◆ **Task goal**
Scan the entries below and extract each line with the word "بالبند" in it.

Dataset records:
▬▬▬▬▬▬▬▬▬▬
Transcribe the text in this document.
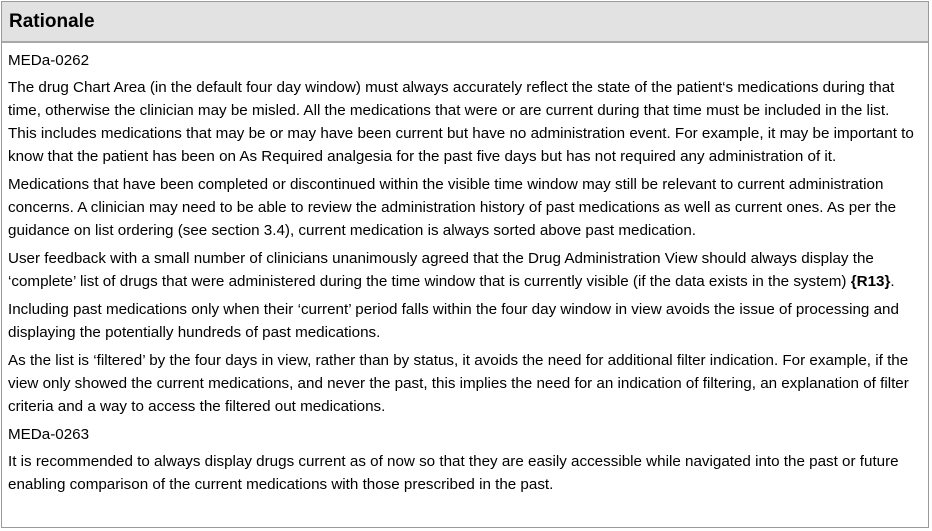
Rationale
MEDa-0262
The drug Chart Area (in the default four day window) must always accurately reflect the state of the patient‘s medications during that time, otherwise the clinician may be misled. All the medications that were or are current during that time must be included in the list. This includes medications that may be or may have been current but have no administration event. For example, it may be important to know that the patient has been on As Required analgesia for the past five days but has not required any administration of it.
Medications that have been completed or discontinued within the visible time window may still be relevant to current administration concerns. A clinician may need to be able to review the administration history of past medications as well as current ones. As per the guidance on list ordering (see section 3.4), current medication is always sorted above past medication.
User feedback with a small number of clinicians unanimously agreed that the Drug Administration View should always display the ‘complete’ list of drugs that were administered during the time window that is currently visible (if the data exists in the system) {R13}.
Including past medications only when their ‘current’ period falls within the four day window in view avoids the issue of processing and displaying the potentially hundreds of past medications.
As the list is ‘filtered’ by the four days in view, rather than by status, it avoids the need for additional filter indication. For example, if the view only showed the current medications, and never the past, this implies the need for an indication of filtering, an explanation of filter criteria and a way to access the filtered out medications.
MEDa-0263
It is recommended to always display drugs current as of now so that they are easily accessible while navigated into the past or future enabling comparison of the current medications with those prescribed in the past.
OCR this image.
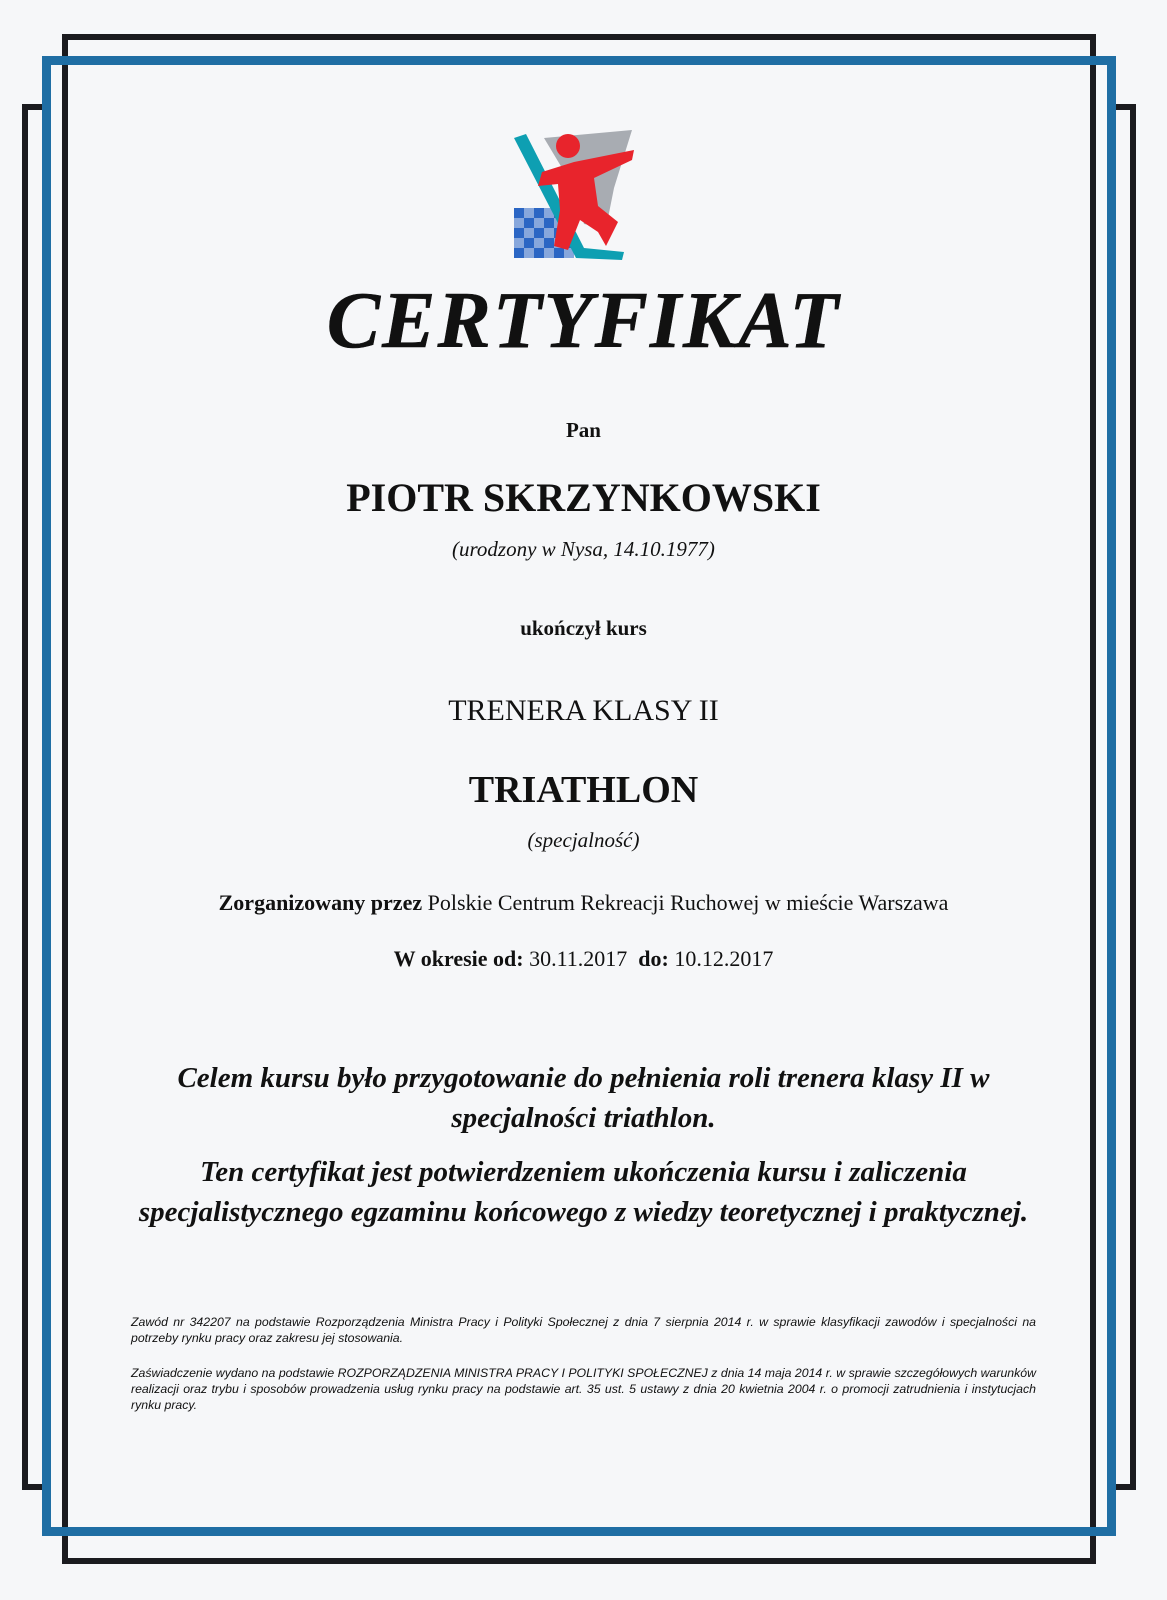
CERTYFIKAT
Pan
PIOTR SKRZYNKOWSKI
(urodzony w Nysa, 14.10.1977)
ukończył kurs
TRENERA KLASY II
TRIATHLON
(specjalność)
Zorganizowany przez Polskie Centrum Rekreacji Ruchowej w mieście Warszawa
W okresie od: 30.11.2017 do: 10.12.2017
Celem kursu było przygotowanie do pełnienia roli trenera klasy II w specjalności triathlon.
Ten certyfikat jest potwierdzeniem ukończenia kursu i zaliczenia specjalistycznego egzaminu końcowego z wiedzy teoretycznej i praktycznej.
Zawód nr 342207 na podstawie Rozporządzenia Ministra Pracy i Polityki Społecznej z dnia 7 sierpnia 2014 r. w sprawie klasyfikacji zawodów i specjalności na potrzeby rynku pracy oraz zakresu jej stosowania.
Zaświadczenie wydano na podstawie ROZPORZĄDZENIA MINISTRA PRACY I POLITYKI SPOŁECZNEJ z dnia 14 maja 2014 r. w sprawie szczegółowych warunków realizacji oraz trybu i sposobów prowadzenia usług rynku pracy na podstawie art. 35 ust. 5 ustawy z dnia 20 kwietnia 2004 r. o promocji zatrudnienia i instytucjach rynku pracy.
▬▬▬▬▬▬▬▬▬▬
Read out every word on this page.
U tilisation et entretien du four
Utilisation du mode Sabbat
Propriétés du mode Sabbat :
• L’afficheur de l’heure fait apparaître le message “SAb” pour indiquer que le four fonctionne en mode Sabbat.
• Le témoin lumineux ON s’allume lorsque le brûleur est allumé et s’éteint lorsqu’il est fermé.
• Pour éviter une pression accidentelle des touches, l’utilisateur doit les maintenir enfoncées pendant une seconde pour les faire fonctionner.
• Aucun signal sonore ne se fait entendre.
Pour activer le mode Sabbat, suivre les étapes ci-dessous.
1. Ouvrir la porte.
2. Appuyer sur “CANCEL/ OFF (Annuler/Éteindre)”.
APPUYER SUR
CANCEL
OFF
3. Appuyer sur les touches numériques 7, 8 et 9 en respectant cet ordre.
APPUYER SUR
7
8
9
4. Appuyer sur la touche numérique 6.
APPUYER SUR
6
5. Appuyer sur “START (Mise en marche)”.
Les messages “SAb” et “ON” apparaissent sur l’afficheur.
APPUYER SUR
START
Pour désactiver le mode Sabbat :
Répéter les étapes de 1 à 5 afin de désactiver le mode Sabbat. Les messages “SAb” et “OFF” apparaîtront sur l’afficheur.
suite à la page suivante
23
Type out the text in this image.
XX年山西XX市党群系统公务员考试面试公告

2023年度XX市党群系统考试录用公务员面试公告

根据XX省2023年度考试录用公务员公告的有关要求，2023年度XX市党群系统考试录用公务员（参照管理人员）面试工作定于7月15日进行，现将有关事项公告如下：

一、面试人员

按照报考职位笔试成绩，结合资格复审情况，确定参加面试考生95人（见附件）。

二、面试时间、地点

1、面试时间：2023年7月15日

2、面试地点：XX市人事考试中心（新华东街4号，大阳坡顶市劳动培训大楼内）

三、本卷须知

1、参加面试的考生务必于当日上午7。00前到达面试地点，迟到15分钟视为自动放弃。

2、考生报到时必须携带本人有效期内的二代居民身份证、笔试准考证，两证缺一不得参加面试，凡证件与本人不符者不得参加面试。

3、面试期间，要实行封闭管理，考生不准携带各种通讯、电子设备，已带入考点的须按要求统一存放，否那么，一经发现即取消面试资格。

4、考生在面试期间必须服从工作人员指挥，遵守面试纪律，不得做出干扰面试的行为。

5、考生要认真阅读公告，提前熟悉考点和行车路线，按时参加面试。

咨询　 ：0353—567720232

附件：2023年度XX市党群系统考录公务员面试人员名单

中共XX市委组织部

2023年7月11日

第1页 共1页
▬▬▬▬▬▬▬▬▬▬
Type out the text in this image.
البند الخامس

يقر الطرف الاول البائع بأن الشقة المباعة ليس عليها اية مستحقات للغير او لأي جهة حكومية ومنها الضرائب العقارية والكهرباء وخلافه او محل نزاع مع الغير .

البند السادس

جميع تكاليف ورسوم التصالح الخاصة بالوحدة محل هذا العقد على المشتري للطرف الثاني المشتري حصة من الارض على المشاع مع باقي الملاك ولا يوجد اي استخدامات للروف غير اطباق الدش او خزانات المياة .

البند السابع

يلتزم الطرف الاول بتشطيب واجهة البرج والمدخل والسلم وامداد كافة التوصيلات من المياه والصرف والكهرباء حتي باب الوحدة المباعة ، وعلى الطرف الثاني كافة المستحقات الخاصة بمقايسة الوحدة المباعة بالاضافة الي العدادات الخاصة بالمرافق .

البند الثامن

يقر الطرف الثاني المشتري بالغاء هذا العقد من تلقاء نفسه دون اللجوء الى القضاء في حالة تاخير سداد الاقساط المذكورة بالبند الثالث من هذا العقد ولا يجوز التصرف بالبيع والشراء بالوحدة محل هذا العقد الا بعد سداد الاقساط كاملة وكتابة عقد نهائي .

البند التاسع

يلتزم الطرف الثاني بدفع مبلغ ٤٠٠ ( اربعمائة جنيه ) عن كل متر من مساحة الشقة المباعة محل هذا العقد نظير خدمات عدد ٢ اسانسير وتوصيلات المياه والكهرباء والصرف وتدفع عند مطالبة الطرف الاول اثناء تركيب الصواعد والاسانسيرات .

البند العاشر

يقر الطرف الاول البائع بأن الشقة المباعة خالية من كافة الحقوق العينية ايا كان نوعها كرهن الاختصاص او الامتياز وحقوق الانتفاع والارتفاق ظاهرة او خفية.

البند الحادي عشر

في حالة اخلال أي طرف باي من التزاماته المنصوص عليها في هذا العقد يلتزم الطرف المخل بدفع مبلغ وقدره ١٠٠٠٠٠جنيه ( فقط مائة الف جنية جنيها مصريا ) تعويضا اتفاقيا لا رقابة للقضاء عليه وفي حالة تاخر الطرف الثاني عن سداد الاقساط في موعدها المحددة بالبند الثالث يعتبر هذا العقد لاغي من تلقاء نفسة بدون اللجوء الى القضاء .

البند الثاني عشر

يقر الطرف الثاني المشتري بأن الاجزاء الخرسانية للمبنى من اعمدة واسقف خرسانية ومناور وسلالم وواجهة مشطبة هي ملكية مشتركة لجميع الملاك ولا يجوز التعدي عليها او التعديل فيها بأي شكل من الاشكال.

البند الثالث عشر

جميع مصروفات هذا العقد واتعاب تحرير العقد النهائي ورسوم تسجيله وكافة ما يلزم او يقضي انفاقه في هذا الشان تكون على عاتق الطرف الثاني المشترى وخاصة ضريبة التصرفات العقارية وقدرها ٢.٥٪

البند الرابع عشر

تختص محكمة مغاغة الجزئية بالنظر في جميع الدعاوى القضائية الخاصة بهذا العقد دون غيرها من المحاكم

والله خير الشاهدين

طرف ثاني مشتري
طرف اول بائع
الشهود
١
▬▬▬▬▬▬▬▬▬▬
◆ **The solution**
يقر الطرف الثاني المشتري بالغاء هذا العقد من تلقاء نفسه دون اللجوء الى القضاء في حالة تاخير سداد الاقساط المذكورة بالبند الثالث من هذا العقد ولا يجوز التصرف بالبيع والشراء بالوحدة محل هذا العقد الا بعد سداد الاقساط كاملة وكتابة عقد نهائي .
في حالة اخلال أي طرف باي من التزاماته المنصوص عليها في هذا العقد يلتزم الطرف المخل بدفع مبلغ وقدره ١٠٠٠٠٠جنيه ( فقط مائة الف جنية جنيها مصريا ) تعويضا اتفاقيا لا رقابة للقضاء عليه وفي حالة تاخر الطرف الثاني عن سداد الاقساط في موعدها المحددة بالبند الثالث يعتبر هذا العقد لاغي من تلقاء نفسة بدون اللجوء الى القضاء .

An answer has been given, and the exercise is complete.